● Your goal: Read the data and repeat all of it exactly.

● Data shown:
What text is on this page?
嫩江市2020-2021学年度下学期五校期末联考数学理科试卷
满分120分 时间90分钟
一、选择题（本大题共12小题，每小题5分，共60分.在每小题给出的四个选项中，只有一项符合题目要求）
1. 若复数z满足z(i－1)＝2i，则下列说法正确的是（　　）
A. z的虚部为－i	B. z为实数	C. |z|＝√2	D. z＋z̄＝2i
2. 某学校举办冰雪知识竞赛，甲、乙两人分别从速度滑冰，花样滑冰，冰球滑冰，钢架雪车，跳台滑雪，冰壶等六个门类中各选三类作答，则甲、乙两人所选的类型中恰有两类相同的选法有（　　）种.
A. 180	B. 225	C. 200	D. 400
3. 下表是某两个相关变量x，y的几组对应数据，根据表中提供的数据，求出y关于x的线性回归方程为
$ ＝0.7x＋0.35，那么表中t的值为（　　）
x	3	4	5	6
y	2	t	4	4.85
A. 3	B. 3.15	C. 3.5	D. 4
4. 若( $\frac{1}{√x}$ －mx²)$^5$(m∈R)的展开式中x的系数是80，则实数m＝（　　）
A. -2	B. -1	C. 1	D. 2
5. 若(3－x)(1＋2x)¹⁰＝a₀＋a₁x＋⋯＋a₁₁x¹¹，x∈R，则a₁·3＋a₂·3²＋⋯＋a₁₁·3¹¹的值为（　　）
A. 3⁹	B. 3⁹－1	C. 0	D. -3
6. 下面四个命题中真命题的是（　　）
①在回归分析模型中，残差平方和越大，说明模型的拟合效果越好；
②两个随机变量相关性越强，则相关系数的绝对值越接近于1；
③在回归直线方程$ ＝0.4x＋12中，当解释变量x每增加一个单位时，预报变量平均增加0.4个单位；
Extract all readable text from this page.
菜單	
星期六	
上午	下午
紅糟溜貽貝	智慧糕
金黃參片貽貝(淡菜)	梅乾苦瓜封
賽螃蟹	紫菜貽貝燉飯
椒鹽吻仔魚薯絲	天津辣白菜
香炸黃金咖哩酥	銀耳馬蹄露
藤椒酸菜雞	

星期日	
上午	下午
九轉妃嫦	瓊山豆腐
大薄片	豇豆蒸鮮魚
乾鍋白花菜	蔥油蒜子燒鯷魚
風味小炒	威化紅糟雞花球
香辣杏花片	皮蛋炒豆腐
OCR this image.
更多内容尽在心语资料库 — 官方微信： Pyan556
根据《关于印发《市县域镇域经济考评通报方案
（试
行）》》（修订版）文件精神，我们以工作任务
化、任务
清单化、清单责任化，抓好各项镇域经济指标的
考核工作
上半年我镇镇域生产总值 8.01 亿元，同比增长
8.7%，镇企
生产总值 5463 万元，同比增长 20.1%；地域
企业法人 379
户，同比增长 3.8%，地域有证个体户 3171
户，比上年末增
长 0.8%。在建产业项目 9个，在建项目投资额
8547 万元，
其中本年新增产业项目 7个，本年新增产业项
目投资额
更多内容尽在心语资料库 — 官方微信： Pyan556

● Written solution:
What text is on this page?
嫩江市2020-2021学年度下学期五校期末联考数学理科试卷
满分120分 时间90分钟
一、选择题（本大题共12小题，每小题5分，共60分.在每小题给出的四个选项中，只有一项符合题目要求）
1. 若复数z满足z(i－1)＝2i，则下列说法正确的是（　　）
A. z的虚部为－i	B. z为实数	C. |z|＝√2	D. z＋z̄＝2i
2. 某学校举办冰雪知识竞赛，甲、乙两人分别从速度滑冰，花样滑冰，冰球滑冰，钢架雪车，跳台滑雪，冰壶等六个门类中各选三类作答，则甲、乙两人所选的类型中恰有两类相同的选法有（　　）种.
A. 180	B. 225	C. 200	D. 400
3. 下表是某两个相关变量x，y的几组对应数据，根据表中提供的数据，求出y关于x的线性回归方程为
$ ＝0.7x＋0.35，那么表中t的值为（　　）
x	3	4	5	6
y	2	t	4	4.85
A. 3	B. 3.15	C. 3.5	D. 4
4. 若( $\frac{1}{√x}$ －mx²)$^5$(m∈R)的展开式中x的系数是80，则实数m＝（　　）
A. -2	B. -1	C. 1	D. 2
5. 若(3－x)(1＋2x)¹⁰＝a₀＋a₁x＋⋯＋a₁₁x¹¹，x∈R，则a₁·3＋a₂·3²＋⋯＋a₁₁·3¹¹的值为（　　）
A. 3⁹	B. 3⁹－1	C. 0	D. -3
6. 下面四个命题中真命题的是（　　）
①在回归分析模型中，残差平方和越大，说明模型的拟合效果越好；
②两个随机变量相关性越强，则相关系数的绝对值越接近于1；
③在回归直线方程$ ＝0.4x＋12中，当解释变量x每增加一个单位时，预报变量平均增加0.4个单位；
Extract all readable text from this page.
菜單	
星期六	
上午	下午
紅糟溜貽貝	智慧糕
金黃參片貽貝(淡菜)	梅乾苦瓜封
賽螃蟹	紫菜貽貝燉飯
椒鹽吻仔魚薯絲	天津辣白菜
香炸黃金咖哩酥	銀耳馬蹄露
藤椒酸菜雞	

星期日	
上午	下午
九轉妃嫦	瓊山豆腐
大薄片	豇豆蒸鮮魚
乾鍋白花菜	蔥油蒜子燒鯷魚
風味小炒	威化紅糟雞花球
香辣杏花片	皮蛋炒豆腐
OCR this image.
更多内容尽在心语资料库 — 官方微信： Pyan556
根据《关于印发《市县域镇域经济考评通报方案
（试
行）》》（修订版）文件精神，我们以工作任务
化、任务
清单化、清单责任化，抓好各项镇域经济指标的
考核工作
上半年我镇镇域生产总值 8.01 亿元，同比增长
8.7%，镇企
生产总值 5463 万元，同比增长 20.1%；地域
企业法人 379
户，同比增长 3.8%，地域有证个体户 3171
户，比上年末增
长 0.8%。在建产业项目 9个，在建项目投资额
8547 万元，
其中本年新增产业项目 7个，本年新增产业项
目投资额
更多内容尽在心语资料库 — 官方微信： Pyan556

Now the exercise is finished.